(Entries from a dataset)
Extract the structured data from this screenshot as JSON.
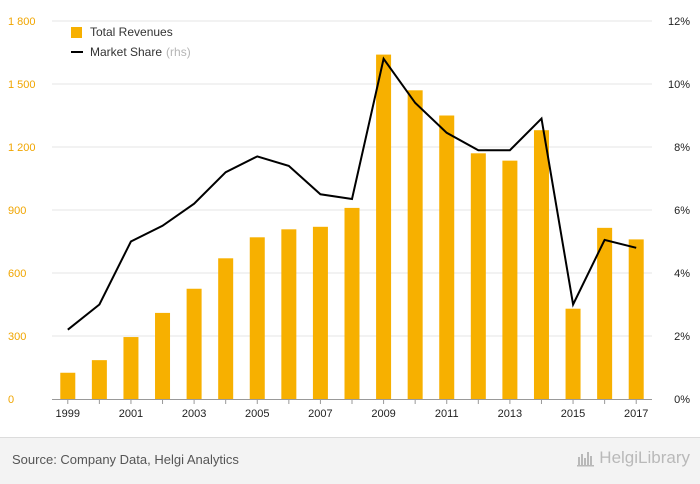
{
  "chart_data": {
    "type": "bar",
    "x_ticks_shown": [
      "1999",
      "2001",
      "2003",
      "2005",
      "2007",
      "2009",
      "2011",
      "2013",
      "2015",
      "2017"
    ],
    "categories": [
      "1999",
      "2000",
      "2001",
      "2002",
      "2003",
      "2004",
      "2005",
      "2006",
      "2007",
      "2008",
      "2009",
      "2010",
      "2011",
      "2012",
      "2013",
      "2014",
      "2015",
      "2016",
      "2017"
    ],
    "series": [
      {
        "name": "Total Revenues",
        "type": "bar",
        "axis": "left",
        "values": [
          125,
          185,
          295,
          410,
          525,
          670,
          770,
          808,
          820,
          910,
          1640,
          1470,
          1350,
          1170,
          1135,
          1280,
          430,
          815,
          760
        ]
      },
      {
        "name": "Market Share",
        "name_suffix": "(rhs)",
        "type": "line",
        "axis": "right",
        "values": [
          2.2,
          3.0,
          5.0,
          5.5,
          6.2,
          7.2,
          7.7,
          7.4,
          6.5,
          6.35,
          10.8,
          9.4,
          8.45,
          7.9,
          7.9,
          8.9,
          3.0,
          5.05,
          4.8
        ]
      }
    ],
    "y_left": {
      "ticks": [
        "0",
        "300",
        "600",
        "900",
        "1 200",
        "1 500",
        "1 800"
      ],
      "ylim": [
        0,
        1800
      ]
    },
    "y_right": {
      "ticks": [
        "0%",
        "2%",
        "4%",
        "6%",
        "8%",
        "10%",
        "12%"
      ],
      "ylim": [
        0,
        12
      ]
    },
    "grid": true,
    "legend_position": "top-left",
    "colors": {
      "bar": "#f7b000",
      "line": "#000000",
      "left_axis_text": "#f0a500",
      "grid": "#e4e4e4"
    }
  },
  "footer": {
    "source": "Source: Company Data, Helgi Analytics",
    "brand_text": "HelgiLibrary",
    "brand_icon": "helgi-logo-icon"
  }
}
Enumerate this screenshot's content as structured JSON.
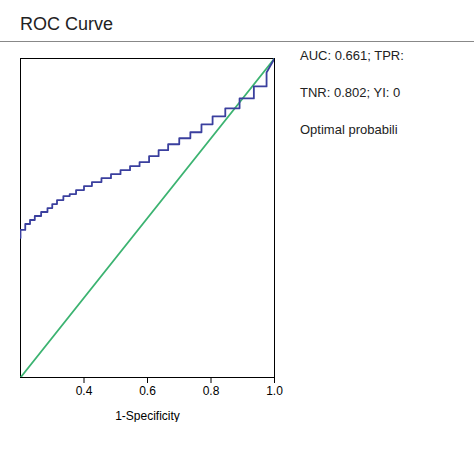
{
  "chart_data": {
    "type": "line",
    "title": "ROC Curve",
    "xlabel": "1-Specificity",
    "xlim": [
      0.2,
      1.0
    ],
    "ylim": [
      0.2,
      1.0
    ],
    "xticks": [
      0.4,
      0.6,
      0.8,
      {
        "value": 1.0,
        "label": "1.0"
      }
    ],
    "tick_labels": "x",
    "grid": false,
    "annotations": [
      "AUC: 0.661; TPR:",
      "TNR: 0.802; YI: 0",
      "Optimal probabili"
    ],
    "series": [
      {
        "color": "#3cb371",
        "x": [
          0.2,
          1.0
        ],
        "values": [
          0.2,
          1.0
        ]
      },
      {
        "color": "#3a3f9e",
        "x": [
          0.2,
          0.2,
          0.215,
          0.215,
          0.23,
          0.23,
          0.245,
          0.245,
          0.265,
          0.265,
          0.285,
          0.285,
          0.3,
          0.3,
          0.315,
          0.315,
          0.335,
          0.335,
          0.355,
          0.355,
          0.375,
          0.375,
          0.4,
          0.4,
          0.425,
          0.425,
          0.455,
          0.455,
          0.485,
          0.485,
          0.515,
          0.515,
          0.545,
          0.545,
          0.575,
          0.575,
          0.605,
          0.605,
          0.635,
          0.635,
          0.665,
          0.665,
          0.7,
          0.7,
          0.735,
          0.735,
          0.77,
          0.77,
          0.805,
          0.805,
          0.845,
          0.845,
          0.89,
          0.89,
          0.935,
          0.935,
          0.975,
          0.975,
          1.0
        ],
        "values": [
          0.55,
          0.57,
          0.57,
          0.585,
          0.585,
          0.595,
          0.595,
          0.605,
          0.605,
          0.615,
          0.615,
          0.625,
          0.625,
          0.635,
          0.635,
          0.645,
          0.645,
          0.655,
          0.655,
          0.66,
          0.66,
          0.67,
          0.67,
          0.68,
          0.68,
          0.69,
          0.69,
          0.7,
          0.7,
          0.71,
          0.71,
          0.72,
          0.72,
          0.73,
          0.73,
          0.74,
          0.74,
          0.755,
          0.755,
          0.77,
          0.77,
          0.785,
          0.785,
          0.8,
          0.8,
          0.815,
          0.815,
          0.835,
          0.835,
          0.855,
          0.855,
          0.875,
          0.875,
          0.9,
          0.9,
          0.93,
          0.93,
          0.965,
          1.0
        ]
      }
    ]
  }
}
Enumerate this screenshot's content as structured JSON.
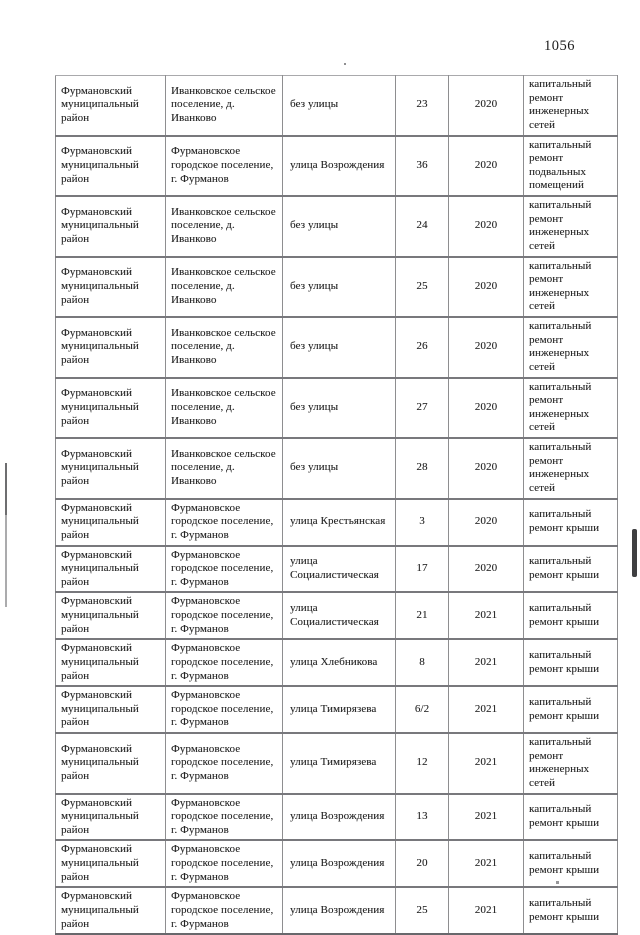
{
  "page": {
    "number": "1056"
  },
  "colors": {
    "ink": "#262626",
    "border_horizontal": "#78787c",
    "border_vertical": "#8e8e90",
    "artifact_dark": "#3f3f41",
    "artifact_light": "#ababad"
  },
  "table": {
    "column_names": [
      "district",
      "settlement",
      "street",
      "house",
      "year",
      "work"
    ],
    "rows": [
      {
        "district": "Фурмановский муниципальный район",
        "settlement": "Иванковское сельское поселение, д. Иванково",
        "street": "без улицы",
        "house": "23",
        "year": "2020",
        "work": "капитальный ремонт инженерных сетей"
      },
      {
        "district": "Фурмановский муниципальный район",
        "settlement": "Фурмановское городское поселение, г. Фурманов",
        "street": "улица Возрождения",
        "house": "36",
        "year": "2020",
        "work": "капитальный ремонт подвальных помещений"
      },
      {
        "district": "Фурмановский муниципальный район",
        "settlement": "Иванковское сельское поселение, д. Иванково",
        "street": "без улицы",
        "house": "24",
        "year": "2020",
        "work": "капитальный ремонт инженерных сетей"
      },
      {
        "district": "Фурмановский муниципальный район",
        "settlement": "Иванковское сельское поселение, д. Иванково",
        "street": "без улицы",
        "house": "25",
        "year": "2020",
        "work": "капитальный ремонт инженерных сетей"
      },
      {
        "district": "Фурмановский муниципальный район",
        "settlement": "Иванковское сельское поселение, д. Иванково",
        "street": "без улицы",
        "house": "26",
        "year": "2020",
        "work": "капитальный ремонт инженерных сетей"
      },
      {
        "district": "Фурмановский муниципальный район",
        "settlement": "Иванковское сельское поселение, д. Иванково",
        "street": "без улицы",
        "house": "27",
        "year": "2020",
        "work": "капитальный ремонт инженерных сетей"
      },
      {
        "district": "Фурмановский муниципальный район",
        "settlement": "Иванковское сельское поселение, д. Иванково",
        "street": "без улицы",
        "house": "28",
        "year": "2020",
        "work": "капитальный ремонт инженерных сетей"
      },
      {
        "district": "Фурмановский муниципальный район",
        "settlement": "Фурмановское городское поселение, г. Фурманов",
        "street": "улица Крестьянская",
        "house": "3",
        "year": "2020",
        "work": "капитальный ремонт крыши"
      },
      {
        "district": "Фурмановский муниципальный район",
        "settlement": "Фурмановское городское поселение, г. Фурманов",
        "street": "улица Социалистическая",
        "house": "17",
        "year": "2020",
        "work": "капитальный ремонт крыши"
      },
      {
        "district": "Фурмановский муниципальный район",
        "settlement": "Фурмановское городское поселение, г. Фурманов",
        "street": "улица Социалистическая",
        "house": "21",
        "year": "2021",
        "work": "капитальный ремонт крыши"
      },
      {
        "district": "Фурмановский муниципальный район",
        "settlement": "Фурмановское городское поселение, г. Фурманов",
        "street": "улица Хлебникова",
        "house": "8",
        "year": "2021",
        "work": "капитальный ремонт крыши"
      },
      {
        "district": "Фурмановский муниципальный район",
        "settlement": "Фурмановское городское поселение, г. Фурманов",
        "street": "улица Тимирязева",
        "house": "6/2",
        "year": "2021",
        "work": "капитальный ремонт крыши"
      },
      {
        "district": "Фурмановский муниципальный район",
        "settlement": "Фурмановское городское поселение, г. Фурманов",
        "street": "улица Тимирязева",
        "house": "12",
        "year": "2021",
        "work": "капитальный ремонт инженерных сетей"
      },
      {
        "district": "Фурмановский муниципальный район",
        "settlement": "Фурмановское городское поселение, г. Фурманов",
        "street": "улица Возрождения",
        "house": "13",
        "year": "2021",
        "work": "капитальный ремонт крыши"
      },
      {
        "district": "Фурмановский муниципальный район",
        "settlement": "Фурмановское городское поселение, г. Фурманов",
        "street": "улица Возрождения",
        "house": "20",
        "year": "2021",
        "work": "капитальный ремонт крыши"
      },
      {
        "district": "Фурмановский муниципальный район",
        "settlement": "Фурмановское городское поселение, г. Фурманов",
        "street": "улица Возрождения",
        "house": "25",
        "year": "2021",
        "work": "капитальный ремонт крыши"
      }
    ]
  }
}
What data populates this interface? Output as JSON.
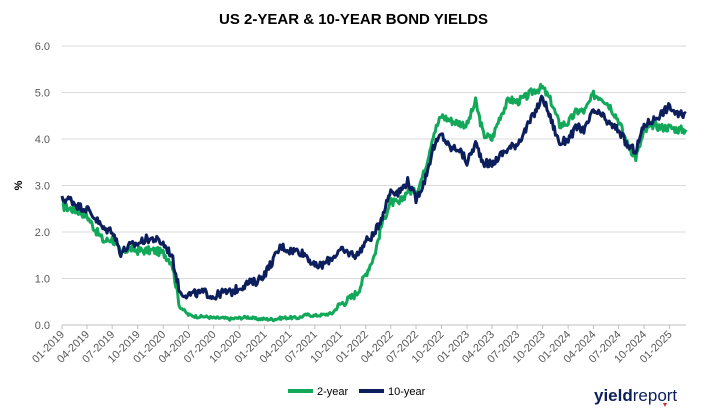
{
  "chart_data": {
    "type": "line",
    "title": "US 2-YEAR & 10-YEAR BOND YIELDS",
    "ylabel": "%",
    "xlabel": "",
    "ylim": [
      0,
      6
    ],
    "yticks": [
      "0.0",
      "1.0",
      "2.0",
      "3.0",
      "4.0",
      "5.0",
      "6.0"
    ],
    "xticks": [
      "01-2019",
      "04-2019",
      "07-2019",
      "10-2019",
      "01-2020",
      "04-2020",
      "07-2020",
      "10-2020",
      "01-2021",
      "04-2021",
      "07-2021",
      "10-2021",
      "01-2022",
      "04-2022",
      "07-2022",
      "10-2022",
      "01-2023",
      "04-2023",
      "07-2023",
      "10-2023",
      "01-2024",
      "04-2024",
      "07-2024",
      "10-2024",
      "01-2025"
    ],
    "grid": true,
    "legend_position": "bottom",
    "colors": {
      "2-year": "#12a85a",
      "10-year": "#0c1f5c"
    },
    "series": [
      {
        "name": "2-year",
        "x": [
          "2019-01",
          "2019-02",
          "2019-03",
          "2019-04",
          "2019-05",
          "2019-06",
          "2019-07",
          "2019-08",
          "2019-09",
          "2019-10",
          "2019-11",
          "2019-12",
          "2020-01",
          "2020-02",
          "2020-03",
          "2020-04",
          "2020-05",
          "2020-06",
          "2020-07",
          "2020-08",
          "2020-09",
          "2020-10",
          "2020-11",
          "2020-12",
          "2021-01",
          "2021-02",
          "2021-03",
          "2021-04",
          "2021-05",
          "2021-06",
          "2021-07",
          "2021-08",
          "2021-09",
          "2021-10",
          "2021-11",
          "2021-12",
          "2022-01",
          "2022-02",
          "2022-03",
          "2022-04",
          "2022-05",
          "2022-06",
          "2022-07",
          "2022-08",
          "2022-09",
          "2022-10",
          "2022-11",
          "2022-12",
          "2023-01",
          "2023-02",
          "2023-03",
          "2023-04",
          "2023-05",
          "2023-06",
          "2023-07",
          "2023-08",
          "2023-09",
          "2023-10",
          "2023-11",
          "2023-12",
          "2024-01",
          "2024-02",
          "2024-03",
          "2024-04",
          "2024-05",
          "2024-06",
          "2024-07",
          "2024-08",
          "2024-09",
          "2024-10",
          "2024-11",
          "2024-12",
          "2025-01",
          "2025-02",
          "2025-03"
        ],
        "values": [
          2.55,
          2.5,
          2.45,
          2.35,
          2.05,
          1.8,
          1.85,
          1.55,
          1.65,
          1.6,
          1.6,
          1.6,
          1.55,
          1.35,
          0.4,
          0.22,
          0.18,
          0.18,
          0.15,
          0.15,
          0.13,
          0.15,
          0.17,
          0.13,
          0.13,
          0.12,
          0.15,
          0.16,
          0.15,
          0.22,
          0.2,
          0.22,
          0.25,
          0.45,
          0.55,
          0.7,
          1.1,
          1.5,
          2.2,
          2.65,
          2.6,
          2.9,
          2.85,
          3.3,
          4.1,
          4.5,
          4.4,
          4.35,
          4.3,
          4.8,
          4.1,
          4.0,
          4.5,
          4.85,
          4.8,
          4.9,
          5.05,
          5.1,
          4.8,
          4.3,
          4.35,
          4.6,
          4.6,
          4.95,
          4.9,
          4.7,
          4.4,
          3.9,
          3.6,
          4.15,
          4.3,
          4.25,
          4.25,
          4.2,
          4.2
        ]
      },
      {
        "name": "10-year",
        "x": [
          "2019-01",
          "2019-02",
          "2019-03",
          "2019-04",
          "2019-05",
          "2019-06",
          "2019-07",
          "2019-08",
          "2019-09",
          "2019-10",
          "2019-11",
          "2019-12",
          "2020-01",
          "2020-02",
          "2020-03",
          "2020-04",
          "2020-05",
          "2020-06",
          "2020-07",
          "2020-08",
          "2020-09",
          "2020-10",
          "2020-11",
          "2020-12",
          "2021-01",
          "2021-02",
          "2021-03",
          "2021-04",
          "2021-05",
          "2021-06",
          "2021-07",
          "2021-08",
          "2021-09",
          "2021-10",
          "2021-11",
          "2021-12",
          "2022-01",
          "2022-02",
          "2022-03",
          "2022-04",
          "2022-05",
          "2022-06",
          "2022-07",
          "2022-08",
          "2022-09",
          "2022-10",
          "2022-11",
          "2022-12",
          "2023-01",
          "2023-02",
          "2023-03",
          "2023-04",
          "2023-05",
          "2023-06",
          "2023-07",
          "2023-08",
          "2023-09",
          "2023-10",
          "2023-11",
          "2023-12",
          "2024-01",
          "2024-02",
          "2024-03",
          "2024-04",
          "2024-05",
          "2024-06",
          "2024-07",
          "2024-08",
          "2024-09",
          "2024-10",
          "2024-11",
          "2024-12",
          "2025-01",
          "2025-02",
          "2025-03"
        ],
        "values": [
          2.7,
          2.7,
          2.55,
          2.5,
          2.3,
          2.05,
          2.05,
          1.55,
          1.7,
          1.75,
          1.85,
          1.85,
          1.75,
          1.5,
          0.7,
          0.65,
          0.68,
          0.7,
          0.6,
          0.7,
          0.7,
          0.8,
          0.9,
          0.93,
          1.1,
          1.4,
          1.7,
          1.6,
          1.6,
          1.5,
          1.25,
          1.3,
          1.45,
          1.6,
          1.55,
          1.5,
          1.8,
          1.95,
          2.35,
          2.9,
          2.85,
          3.1,
          2.7,
          3.1,
          3.8,
          4.1,
          3.8,
          3.8,
          3.5,
          3.9,
          3.5,
          3.45,
          3.65,
          3.8,
          3.9,
          4.2,
          4.55,
          4.9,
          4.4,
          3.9,
          4.0,
          4.25,
          4.2,
          4.6,
          4.5,
          4.3,
          4.2,
          3.85,
          3.75,
          4.3,
          4.4,
          4.55,
          4.7,
          4.5,
          4.55
        ]
      }
    ]
  },
  "legend": {
    "items": [
      "2-year",
      "10-year"
    ]
  },
  "brand": {
    "part1": "yield",
    "part2": "report"
  }
}
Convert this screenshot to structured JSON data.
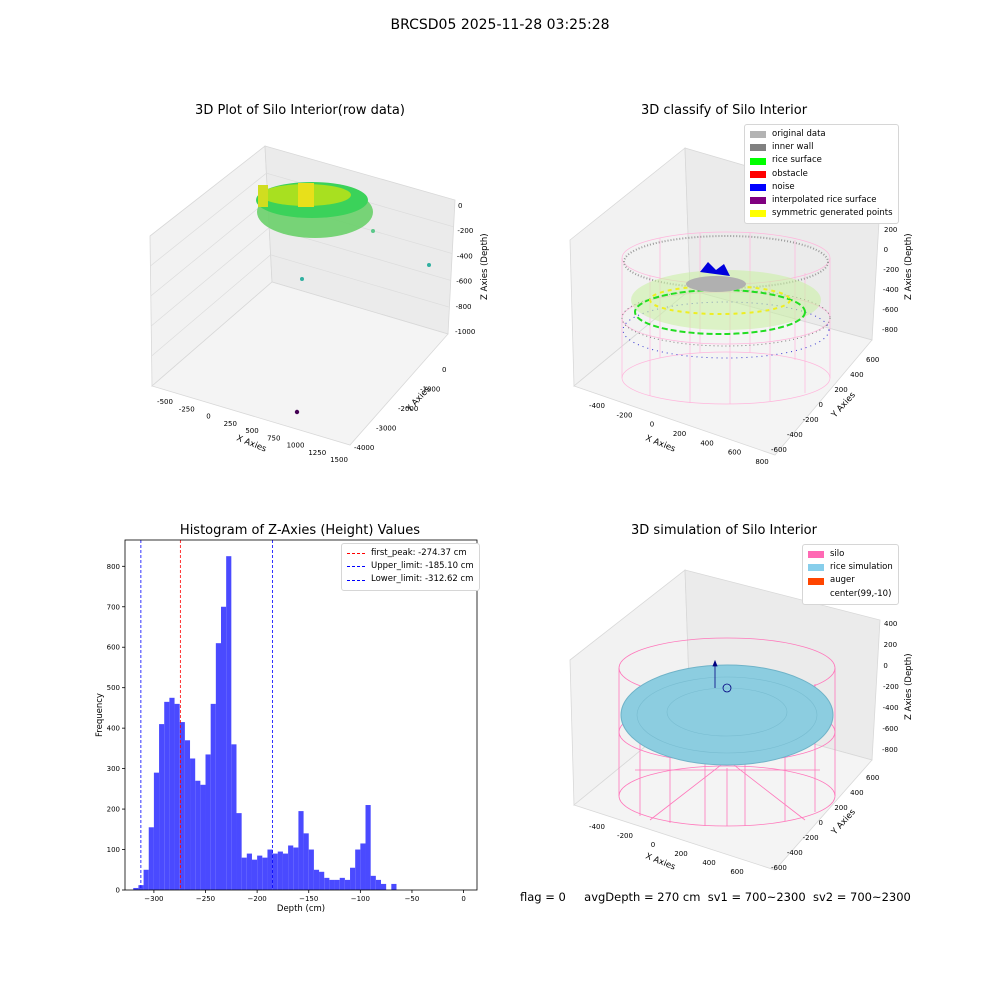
{
  "suptitle": "BRCSD05 2025-11-28 03:25:28",
  "panels": {
    "raw": {
      "title": "3D Plot of Silo Interior(row data)",
      "xlabel": "X Axies",
      "ylabel": "Y Axies",
      "zlabel": "Z Axies (Depth)",
      "xticks": [
        "-500",
        "-250",
        "0",
        "250",
        "500",
        "750",
        "1000",
        "1250",
        "1500"
      ],
      "yticks": [
        "0",
        "-1000",
        "-2000",
        "-3000",
        "-4000"
      ],
      "zticks": [
        "0",
        "-200",
        "-400",
        "-600",
        "-800",
        "-1000"
      ]
    },
    "classify": {
      "title": "3D classify of Silo Interior",
      "xlabel": "X Axies",
      "ylabel": "Y Axies",
      "zlabel": "Z Axies (Depth)",
      "xticks": [
        "-400",
        "-200",
        "0",
        "200",
        "400",
        "600",
        "800"
      ],
      "yticks": [
        "600",
        "400",
        "200",
        "0",
        "-200",
        "-400",
        "-600"
      ],
      "zticks": [
        "200",
        "0",
        "-200",
        "-400",
        "-600",
        "-800"
      ],
      "legend": [
        {
          "label": "original data",
          "color": "#b3b3b3"
        },
        {
          "label": "inner wall",
          "color": "#808080"
        },
        {
          "label": "rice surface",
          "color": "#00ff00"
        },
        {
          "label": "obstacle",
          "color": "#ff0000"
        },
        {
          "label": "noise",
          "color": "#0000ff"
        },
        {
          "label": "interpolated rice surface",
          "color": "#800080"
        },
        {
          "label": "symmetric generated points",
          "color": "#ffff00"
        }
      ]
    },
    "simulation": {
      "title": "3D simulation of Silo Interior",
      "xlabel": "X Axies",
      "ylabel": "Y Axies",
      "zlabel": "Z Axies (Depth)",
      "xticks": [
        "-400",
        "-200",
        "0",
        "200",
        "400",
        "600"
      ],
      "yticks": [
        "600",
        "400",
        "200",
        "0",
        "-200",
        "-400",
        "-600"
      ],
      "zticks": [
        "400",
        "200",
        "0",
        "-200",
        "-400",
        "-600",
        "-800"
      ],
      "legend": [
        {
          "label": "silo",
          "color": "#ff69b4"
        },
        {
          "label": "rice simulation",
          "color": "#87ceeb"
        },
        {
          "label": "auger",
          "color": "#ff4500"
        },
        {
          "label": "center(99,-10)",
          "color": ""
        }
      ]
    }
  },
  "chart_data": {
    "type": "bar",
    "title": "Histogram of Z-Axies (Height) Values",
    "xlabel": "Depth (cm)",
    "ylabel": "Frequency",
    "xlim": [
      -328,
      13
    ],
    "ylim": [
      0,
      865
    ],
    "xticks": [
      -300,
      -250,
      -200,
      -150,
      -100,
      -50,
      0
    ],
    "yticks": [
      0,
      100,
      200,
      300,
      400,
      500,
      600,
      700,
      800
    ],
    "bin_width": 5,
    "bin_starts": [
      -320,
      -315,
      -310,
      -305,
      -300,
      -295,
      -290,
      -285,
      -280,
      -275,
      -270,
      -265,
      -260,
      -255,
      -250,
      -245,
      -240,
      -235,
      -230,
      -225,
      -220,
      -215,
      -210,
      -205,
      -200,
      -195,
      -190,
      -185,
      -180,
      -175,
      -170,
      -165,
      -160,
      -155,
      -150,
      -145,
      -140,
      -135,
      -130,
      -125,
      -120,
      -115,
      -110,
      -105,
      -100,
      -95,
      -90,
      -85,
      -80,
      -75,
      -70,
      -65,
      -60,
      -55,
      -50,
      -45,
      -40,
      -35,
      -30,
      -25,
      -20,
      -15,
      -10,
      -5,
      0
    ],
    "values": [
      5,
      12,
      50,
      155,
      290,
      410,
      465,
      475,
      460,
      415,
      370,
      325,
      270,
      260,
      335,
      460,
      610,
      700,
      825,
      360,
      190,
      80,
      90,
      75,
      85,
      80,
      100,
      90,
      95,
      90,
      110,
      105,
      195,
      140,
      100,
      50,
      45,
      30,
      25,
      25,
      30,
      25,
      55,
      100,
      115,
      210,
      35,
      25,
      15,
      0,
      15,
      0,
      0,
      0,
      0,
      0,
      0,
      0,
      0,
      0,
      0,
      0,
      0,
      0,
      0
    ],
    "vlines": [
      {
        "label": "first_peak: -274.37 cm",
        "x": -274.37,
        "color": "#ff0000"
      },
      {
        "label": "Upper_limit: -185.10 cm",
        "x": -185.1,
        "color": "#0000ff"
      },
      {
        "label": "Lower_limit: -312.62 cm",
        "x": -312.62,
        "color": "#0000ff"
      }
    ],
    "bar_color": "#4a4aff"
  },
  "footer": {
    "flag": "flag = 0",
    "avg": "avgDepth = 270 cm",
    "sv1": "sv1 = 700~2300",
    "sv2": "sv2 = 700~2300"
  }
}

- Job: Find every line containing the word "structured", then give the total and nothing more.

- Result for this exercise: 4